**ABOUT THIS TASK**
Verbatim repeat, images excluded. Give each entry again as written.

== Segment start ==

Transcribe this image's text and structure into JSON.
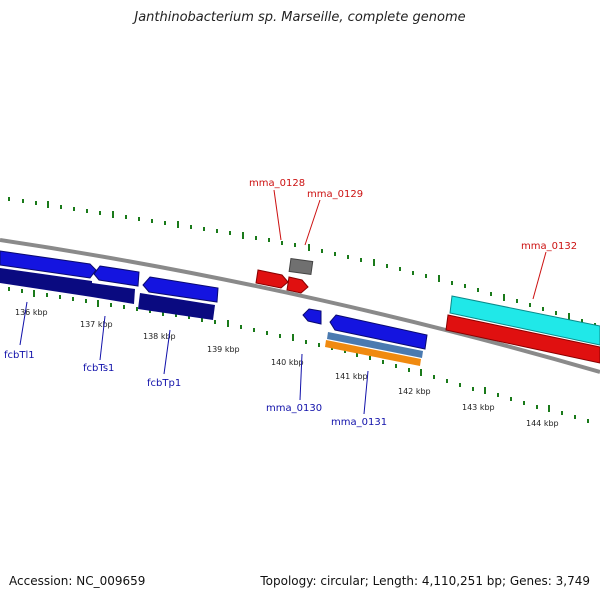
{
  "title": "Janthinobacterium sp. Marseille, complete genome",
  "accession": "Accession: NC_009659",
  "summary": "Topology: circular; Length: 4,110,251 bp; Genes: 3,749",
  "ticks": [
    "136 kbp",
    "137 kbp",
    "138 kbp",
    "139 kbp",
    "140 kbp",
    "141 kbp",
    "142 kbp",
    "143 kbp",
    "144 kbp"
  ],
  "gene_labels": {
    "mma_0128": "mma_0128",
    "mma_0129": "mma_0129",
    "mma_0132": "mma_0132",
    "mma_0130": "mma_0130",
    "mma_0131": "mma_0131",
    "fcbTl1": "fcbTl1",
    "fcbTs1": "fcbTs1",
    "fcbTp1": "fcbTp1"
  },
  "colors": {
    "tick_green": "#1a7a1a",
    "backbone": "#8a8a8a",
    "forward_red": "#e01010",
    "forward_cyan": "#20e8e8",
    "reverse_blue": "#1414e0",
    "reverse_navy": "#0a0a80",
    "label_red": "#cc1111",
    "label_blue": "#1111aa",
    "orange": "#f08a10",
    "steel": "#4a7ab0",
    "grey_gene": "#707070"
  }
}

== Segment end ==

**REPLY TO THE EXERCISE**
Transcribe this image's text and structure into JSON.
{
  "title": "Janthinobacterium sp. Marseille, complete genome",
  "accession": "Accession: NC_009659",
  "summary": "Topology: circular; Length: 4,110,251 bp; Genes: 3,749",
  "ticks": [
    "136 kbp",
    "137 kbp",
    "138 kbp",
    "139 kbp",
    "140 kbp",
    "141 kbp",
    "142 kbp",
    "143 kbp",
    "144 kbp"
  ],
  "gene_labels": {
    "mma_0128": "mma_0128",
    "mma_0129": "mma_0129",
    "mma_0132": "mma_0132",
    "mma_0130": "mma_0130",
    "mma_0131": "mma_0131",
    "fcbTl1": "fcbTl1",
    "fcbTs1": "fcbTs1",
    "fcbTp1": "fcbTp1"
  },
  "colors": {
    "tick_green": "#1a7a1a",
    "backbone": "#8a8a8a",
    "forward_red": "#e01010",
    "forward_cyan": "#20e8e8",
    "reverse_blue": "#1414e0",
    "reverse_navy": "#0a0a80",
    "label_red": "#cc1111",
    "label_blue": "#1111aa",
    "orange": "#f08a10",
    "steel": "#4a7ab0",
    "grey_gene": "#707070"
  }
}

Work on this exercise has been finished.